→ What you have to do
Look at each line of the records and count those with "name" in them. Please answer with the count alone.

→ Supplied information
......
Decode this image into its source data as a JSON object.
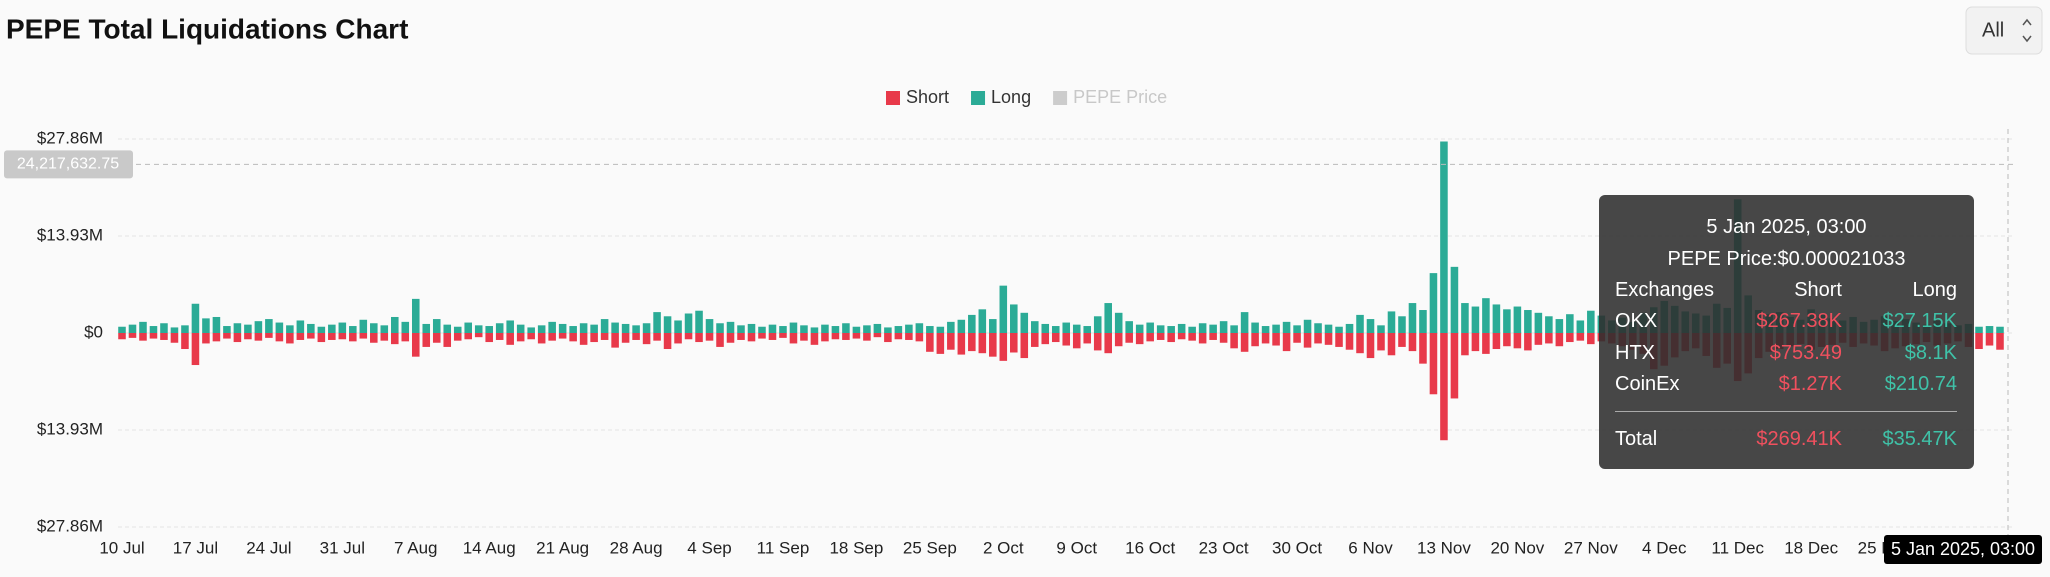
{
  "chart_data": {
    "type": "bar",
    "title": "PEPE Total Liquidations Chart",
    "range_selector": "All",
    "categories": [
      "10 Jul",
      null,
      null,
      null,
      null,
      null,
      null,
      "17 Jul",
      null,
      null,
      null,
      null,
      null,
      null,
      "24 Jul",
      null,
      null,
      null,
      null,
      null,
      null,
      "31 Jul",
      null,
      null,
      null,
      null,
      null,
      null,
      "7 Aug",
      null,
      null,
      null,
      null,
      null,
      null,
      "14 Aug",
      null,
      null,
      null,
      null,
      null,
      null,
      "21 Aug",
      null,
      null,
      null,
      null,
      null,
      null,
      "28 Aug",
      null,
      null,
      null,
      null,
      null,
      null,
      "4 Sep",
      null,
      null,
      null,
      null,
      null,
      null,
      "11 Sep",
      null,
      null,
      null,
      null,
      null,
      null,
      "18 Sep",
      null,
      null,
      null,
      null,
      null,
      null,
      "25 Sep",
      null,
      null,
      null,
      null,
      null,
      null,
      "2 Oct",
      null,
      null,
      null,
      null,
      null,
      null,
      "9 Oct",
      null,
      null,
      null,
      null,
      null,
      null,
      "16 Oct",
      null,
      null,
      null,
      null,
      null,
      null,
      "23 Oct",
      null,
      null,
      null,
      null,
      null,
      null,
      "30 Oct",
      null,
      null,
      null,
      null,
      null,
      null,
      "6 Nov",
      null,
      null,
      null,
      null,
      null,
      null,
      "13 Nov",
      null,
      null,
      null,
      null,
      null,
      null,
      "20 Nov",
      null,
      null,
      null,
      null,
      null,
      null,
      "27 Nov",
      null,
      null,
      null,
      null,
      null,
      null,
      "4 Dec",
      null,
      null,
      null,
      null,
      null,
      null,
      "11 Dec",
      null,
      null,
      null,
      null,
      null,
      null,
      "18 Dec",
      null,
      null,
      null,
      null,
      null,
      null,
      "25 Dec",
      null,
      null,
      null,
      null,
      null,
      null,
      null,
      null,
      null,
      null,
      null
    ],
    "series": [
      {
        "name": "Short",
        "color": "#e8394a",
        "values": [
          -900000,
          -700000,
          -1100000,
          -800000,
          -1000000,
          -1400000,
          -2300000,
          -4600000,
          -1500000,
          -1200000,
          -800000,
          -1300000,
          -900000,
          -1100000,
          -700000,
          -1200000,
          -1500000,
          -1000000,
          -800000,
          -1300000,
          -1000000,
          -900000,
          -1200000,
          -800000,
          -1400000,
          -1100000,
          -1600000,
          -1200000,
          -3400000,
          -2000000,
          -1400000,
          -2000000,
          -1100000,
          -900000,
          -600000,
          -1300000,
          -1000000,
          -1700000,
          -1200000,
          -900000,
          -1500000,
          -1100000,
          -800000,
          -1200000,
          -1700000,
          -1300000,
          -1000000,
          -2100000,
          -1400000,
          -1000000,
          -1600000,
          -1100000,
          -2300000,
          -1500000,
          -900000,
          -1300000,
          -1100000,
          -2000000,
          -1400000,
          -1000000,
          -1200000,
          -800000,
          -1000000,
          -700000,
          -1500000,
          -1100000,
          -1700000,
          -1200000,
          -900000,
          -1000000,
          -800000,
          -1100000,
          -600000,
          -1300000,
          -900000,
          -1000000,
          -1200000,
          -2700000,
          -3000000,
          -2400000,
          -3100000,
          -2600000,
          -2900000,
          -3400000,
          -4000000,
          -2800000,
          -3600000,
          -2000000,
          -1600000,
          -1300000,
          -1800000,
          -2200000,
          -1500000,
          -2500000,
          -2900000,
          -1900000,
          -1400000,
          -1600000,
          -1200000,
          -1000000,
          -1300000,
          -900000,
          -1100000,
          -1500000,
          -1000000,
          -1400000,
          -2200000,
          -2700000,
          -1900000,
          -1500000,
          -1800000,
          -2600000,
          -1400000,
          -2100000,
          -1500000,
          -1700000,
          -2000000,
          -2400000,
          -2900000,
          -3600000,
          -2500000,
          -3200000,
          -2000000,
          -2600000,
          -4400000,
          -8800000,
          -15400000,
          -9400000,
          -3200000,
          -2600000,
          -3000000,
          -2300000,
          -1900000,
          -2200000,
          -2500000,
          -1700000,
          -1500000,
          -1900000,
          -1300000,
          -1100000,
          -1600000,
          -1200000,
          -1500000,
          -1900000,
          -2400000,
          -3000000,
          -5200000,
          -4700000,
          -3500000,
          -2600000,
          -2200000,
          -3300000,
          -5000000,
          -4400000,
          -6900000,
          -5800000,
          -3600000,
          -2700000,
          -2300000,
          -1900000,
          -1600000,
          -2400000,
          -2000000,
          -1700000,
          -1400000,
          -2000000,
          -1500000,
          -1800000,
          -2600000,
          -2200000,
          -1900000,
          -1600000,
          -1300000,
          -1800000,
          -1500000,
          -1200000,
          -2000000,
          -2300000,
          -1800000,
          -2400000
        ]
      },
      {
        "name": "Long",
        "color": "#2bab96",
        "values": [
          900000,
          1200000,
          1600000,
          1000000,
          1400000,
          800000,
          1100000,
          4200000,
          2100000,
          2300000,
          1000000,
          1400000,
          1200000,
          1700000,
          2000000,
          1500000,
          1100000,
          1800000,
          1300000,
          900000,
          1200000,
          1500000,
          1000000,
          1900000,
          1400000,
          1100000,
          2300000,
          1600000,
          4900000,
          1300000,
          2000000,
          1200000,
          900000,
          1500000,
          1100000,
          1000000,
          1400000,
          1800000,
          1200000,
          800000,
          1100000,
          1600000,
          1300000,
          1000000,
          1400000,
          1200000,
          2000000,
          1500000,
          1300000,
          1100000,
          1400000,
          3000000,
          2400000,
          1800000,
          2800000,
          3200000,
          2000000,
          1400000,
          1600000,
          1100000,
          1300000,
          900000,
          1200000,
          1000000,
          1500000,
          1100000,
          800000,
          1200000,
          1000000,
          1400000,
          900000,
          1100000,
          1300000,
          800000,
          1000000,
          1200000,
          1400000,
          1000000,
          900000,
          1600000,
          1900000,
          2600000,
          3400000,
          2000000,
          6800000,
          4100000,
          2900000,
          1700000,
          1300000,
          1000000,
          1500000,
          1200000,
          1000000,
          2400000,
          4300000,
          2900000,
          1700000,
          1200000,
          1500000,
          1100000,
          1000000,
          1300000,
          900000,
          1400000,
          1200000,
          1700000,
          1100000,
          3000000,
          1500000,
          1000000,
          1200000,
          1600000,
          1100000,
          1900000,
          1400000,
          1200000,
          900000,
          1300000,
          2600000,
          2000000,
          1100000,
          3100000,
          2400000,
          4300000,
          3300000,
          8600000,
          27500000,
          9500000,
          4300000,
          3800000,
          5000000,
          4100000,
          3400000,
          3800000,
          3300000,
          2900000,
          2400000,
          2000000,
          2700000,
          1800000,
          3200000,
          2500000,
          1800000,
          2200000,
          1600000,
          2900000,
          3700000,
          4600000,
          3900000,
          3100000,
          2800000,
          2500000,
          4200000,
          3600000,
          19200000,
          5400000,
          3300000,
          2700000,
          3000000,
          2300000,
          1900000,
          3400000,
          2600000,
          2100000,
          1800000,
          2300000,
          1600000,
          1900000,
          2400000,
          1700000,
          2000000,
          1500000,
          1200000,
          1800000,
          1400000,
          1100000,
          1300000,
          900000,
          1000000,
          900000
        ]
      },
      {
        "name": "PEPE Price",
        "color": "#cccccc",
        "visible": false
      }
    ],
    "ylim": [
      -27860000,
      27860000
    ],
    "yticks": [
      {
        "value": -27860000,
        "label": "$27.86M"
      },
      {
        "value": -13930000,
        "label": "$13.93M"
      },
      {
        "value": 0,
        "label": "$0"
      },
      {
        "value": 13930000,
        "label": "$13.93M"
      },
      {
        "value": 27860000,
        "label": "$27.86M"
      }
    ],
    "grid": true,
    "crosshair": {
      "value": 24217632.75,
      "label": "24,217,632.75",
      "x_label": "5 Jan 2025, 03:00"
    },
    "tooltip": {
      "date": "5 Jan 2025, 03:00",
      "price": "PEPE Price:$0.000021033",
      "header": [
        "Exchanges",
        "Short",
        "Long"
      ],
      "rows": [
        [
          "OKX",
          "$267.38K",
          "$27.15K"
        ],
        [
          "HTX",
          "$753.49",
          "$8.1K"
        ],
        [
          "CoinEx",
          "$1.27K",
          "$210.74"
        ]
      ],
      "total": [
        "Total",
        "$269.41K",
        "$35.47K"
      ]
    }
  }
}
......
→ Reply to the task
3